↓↓↓
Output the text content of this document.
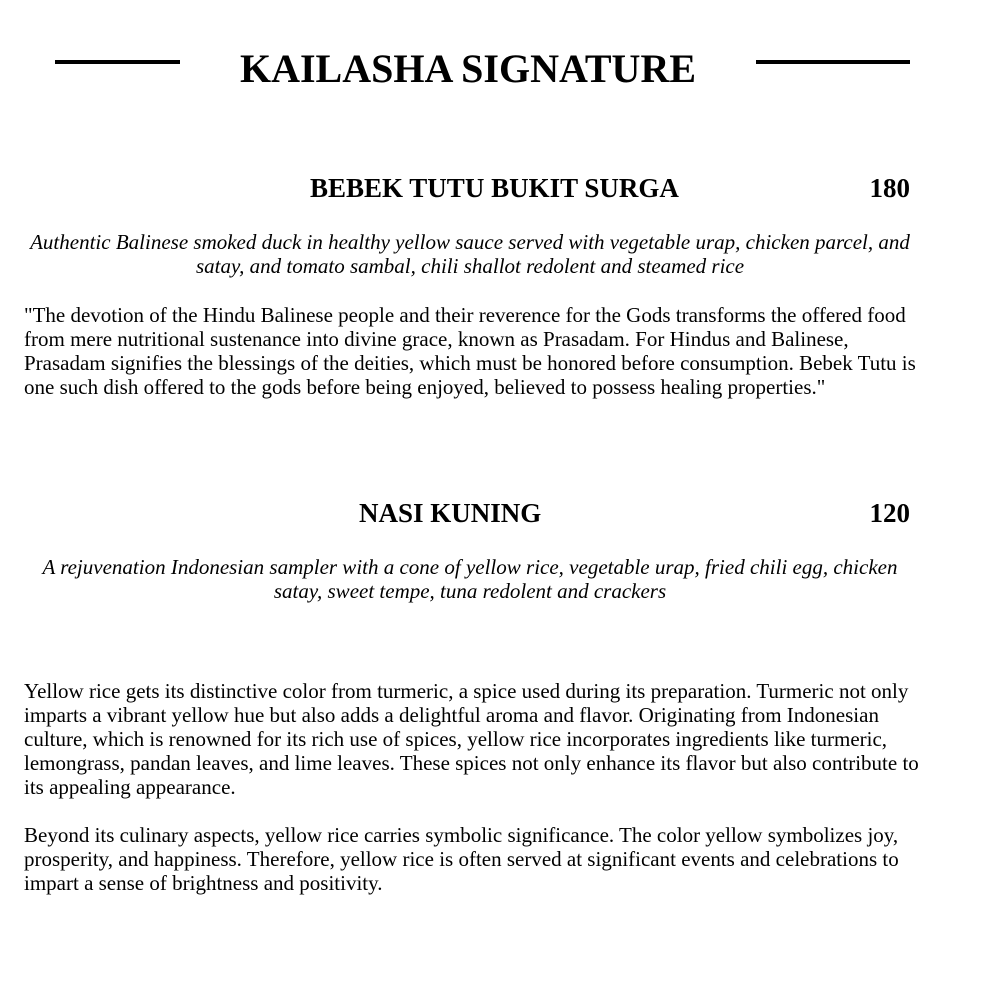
KAILASHA SIGNATURE
BEBEK TUTU BUKIT SURGA	180
Authentic Balinese smoked duck in healthy yellow sauce served with vegetable urap, chicken parcel, and satay, and tomato sambal, chili shallot redolent and steamed rice

"The devotion of the Hindu Balinese people and their reverence for the Gods transforms the offered food from mere nutritional sustenance into divine grace, known as Prasadam. For Hindus and Balinese, Prasadam signifies the blessings of the deities, which must be honored before consumption. Bebek Tutu is one such dish offered to the gods before being enjoyed, believed to possess healing properties."

NASI KUNING	120
A rejuvenation Indonesian sampler with a cone of yellow rice, vegetable urap, fried chili egg, chicken satay, sweet tempe, tuna redolent and crackers

Yellow rice gets its distinctive color from turmeric, a spice used during its preparation. Turmeric not only imparts a vibrant yellow hue but also adds a delightful aroma and flavor. Originating from Indonesian culture, which is renowned for its rich use of spices, yellow rice incorporates ingredients like turmeric, lemongrass, pandan leaves, and lime leaves. These spices not only enhance its flavor but also contribute to its appealing appearance.

Beyond its culinary aspects, yellow rice carries symbolic significance. The color yellow symbolizes joy, prosperity, and happiness. Therefore, yellow rice is often served at significant events and celebrations to impart a sense of brightness and positivity.
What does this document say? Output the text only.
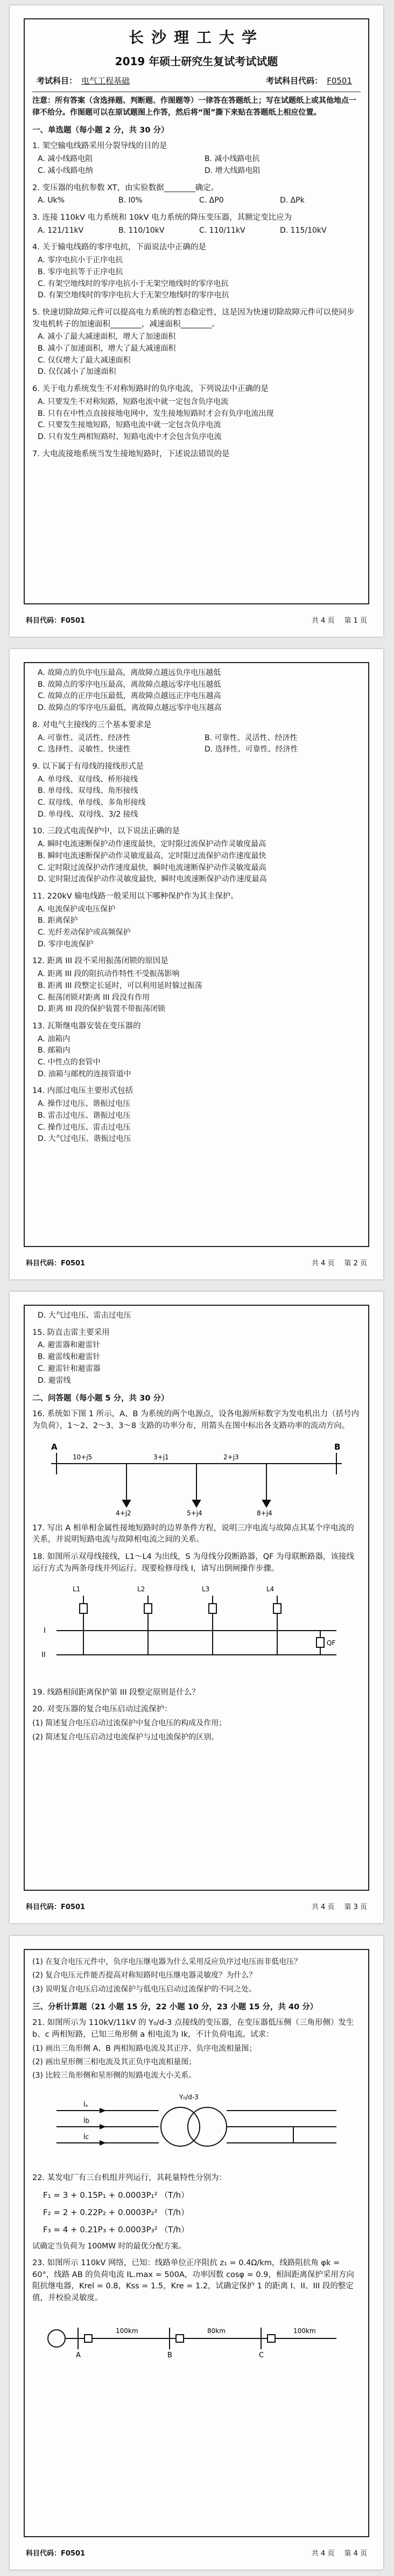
长沙理工大学
2019 年硕士研究生复试考试试题
考试科目： 电气工程基础	考试科目代码： F0501
注意：所有答案（含选择题、判断题、作图题等）一律答在答题纸上；写在试题纸上或其他地点一律不给分。作图题可以在原试题图上作答，然后将“图”撕下来贴在答题纸上相应位置。
一、单选题（每小题 2 分，共 30 分）
1. 架空输电线路采用分裂导线的目的是
A. 减小线路电阻	B. 减小线路电抗
C. 减小线路电纳	D. 增大线路电阻
2. 变压器的电抗参数 XT，由实验数据________确定。
A. Uk%	B. I0%	C. ΔP0	D. ΔPk
3. 连接 110kV 电力系统和 10kV 电力系统的降压变压器，其额定变比应为
A. 121/11kV	B. 110/10kV	C. 110/11kV	D. 115/10kV
4. 关于输电线路的零序电抗，下面说法中正确的是
A. 零序电抗小于正序电抗
B. 零序电抗等于正序电抗
C. 有架空地线时的零序电抗小于无架空地线时的零序电抗
D. 有架空地线时的零序电抗大于无架空地线时的零序电抗
5. 快速切除故障元件可以提高电力系统的暂态稳定性，这是因为快速切除故障元件可以使同步发电机转子的加速面积________，减速面积________。
A. 减小了最大减速面积，增大了加速面积
B. 减小了加速面积，增大了最大减速面积
C. 仅仅增大了最大减速面积
D. 仅仅减小了加速面积
6. 关于电力系统发生不对称短路时的负序电流，下列说法中正确的是
A. 只要发生不对称短路，短路电流中就一定包含负序电流
B. 只有在中性点直接接地电网中，发生接地短路时才会有负序电流出现
C. 只要发生接地短路，短路电流中就一定包含负序电流
D. 只有发生两相短路时，短路电流中才会包含负序电流
7. 大电流接地系统当发生接地短路时，下述说法错误的是
科目代码：F0501	共 4 页 第 1 页
A. 故障点的负序电压最高，离故障点越远负序电压越低
B. 故障点的零序电压最高，离故障点越远零序电压越低
C. 故障点的正序电压最低，离故障点越远正序电压越高
D. 故障点的零序电压最低，离故障点越远零序电压越高
8. 对电气主接线的三个基本要求是
A. 可靠性、灵活性、经济性	B. 可靠性、灵活性、经济性
C. 选择性、灵敏性、快速性	D. 选择性、可靠性、经济性
9. 以下属于有母线的接线形式是
A. 单母线、双母线、桥形接线
B. 单母线、双母线、角形接线
C. 双母线、单母线、多角形接线
D. 单母线、双母线、3/2 接线
10. 三段式电流保护中，以下说法正确的是
A. 瞬时电流速断保护动作速度最快，定时限过流保护动作灵敏度最高
B. 瞬时电流速断保护动作灵敏度最高，定时限过流保护动作速度最快
C. 定时限过流保护动作速度最快，瞬时电流速断保护动作灵敏度最高
D. 定时限过流保护动作灵敏度最快，瞬时电流速断保护动作速度最高
11. 220kV 输电线路一般采用以下哪种保护作为其主保护。
A. 电流保护或电压保护
B. 距离保护
C. 光纤差动保护或高频保护
D. 零序电流保护
12. 距离 III 段不采用振荡闭锁的原因是
A. 距离 III 段的阻抗动作特性不受振荡影响
B. 距离 III 段整定长延时，可以利用延时躲过振荡
C. 振荡闭锁对距离 III 段没有作用
D. 距离 III 段的保护装置不带振荡闭锁
13. 瓦斯继电器安装在变压器的
A. 油箱内
B. 邮箱内
C. 中性点的套管中
D. 油箱与邮枕的连接管道中
14. 内部过电压主要形式包括
A. 操作过电压、谐振过电压
B. 雷击过电压、谐振过电压
C. 操作过电压、雷击过电压
D. 大气过电压、谐振过电压
科目代码：F0501	共 4 页 第 2 页
D. 大气过电压、雷击过电压
15. 防直击雷主要采用
A. 避雷器和避雷针
B. 避雷线和避雷针
C. 避雷针和避雷器
D. 避雷线
二、问答题（每小题 5 分，共 30 分）
16. 系统如下图 1 所示，A、B 为系统的两个电源点，设各电源所标数字为发电机出力（括号内为负荷），1～2、2～3、3～8 支路的功率分布，用箭头在图中标出各支路功率的流动方向。
A	B
10+j5
4+j2	5+j4	8+j4
3+j1	2+j3
17. 写出 A 相单相金属性接地短路时的边界条件方程，说明三序电流与故障点其某个序电流的关系，并说明短路电流与故障相电流之间的关系。
18. 如图所示双母线接线，L1～L4 为出线，S 为母线分段断路器，QF 为母联断路器，该接线运行方式为两条母线并列运行。现要检修母线 I，请写出倒闸操作步骤。
L1	L2	L3	L4
I
II
QF
19. 线路相间距离保护第 III 段整定原则是什么？
20. 对变压器的复合电压启动过流保护：
(1) 简述复合电压启动过流保护中复合电压的构成及作用；
(2) 简述复合电压启动过电流保护与过电流保护的区别。
科目代码：F0501	共 4 页 第 3 页
(1) 在复合电压元件中，负序电压继电器为什么采用反应负序过电压而非低电压？
(2) 复合电压元件能否提高对称短路时电压继电器灵敏度？为什么？
(3) 说明复合电压启动过流保护与低电压启动过流保护的不同之处。
三、分析计算题（21 小题 15 分，22 小题 10 分，23 小题 15 分，共 40 分）
21. 如图所示为 110kV/11kV 的 Y₀/d-3 点接线的变压器，在变压器低压侧（三角形侧）发生 b、c 两相短路，已知三角形侧 a 相电流为 Ik，不计负荷电流。试求：
(1) 画出三角形侧 A、B 两相短路电流及其正序、负序电流相量图；
(2) 画出星形侧三相电流及其正负序电流相量图；
(3) 比较三角形侧和星形侧的短路电流大小关系。
Y₀/d-3
İₐ
İb
İc
22. 某发电厂有三台机组并列运行，其耗量特性分别为：
F₁ = 3 + 0.15P₁ + 0.0003P₁² （T/h）
F₂ = 2 + 0.22P₂ + 0.0003P₂² （T/h）
F₃ = 4 + 0.21P₃ + 0.0003P₃² （T/h）
试确定当负荷为 100MW 时的最优分配方案。
23. 如图所示 110kV 网络，已知：线路单位正序阻抗 z₁ = 0.4Ω/km，线路阻抗角 φk = 60°，线路 AB 的负荷电流 IL.max = 500A，功率因数 cosφ = 0.9，相间距离保护采用方向阻抗继电器，Krel = 0.8，Kss = 1.5，Kre = 1.2，试确定保护 1 的距离 I、II、III 段的整定值，并校验灵敏度。
A	B	C
100km	80km	100km
科目代码：F0501	共 4 页 第 4 页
↑↑↑
→ **Goal of the exercise**:
Above are some records. Report the number of their lines that include "Indonesian", and add nothing else.

→ **Answer in full**:
2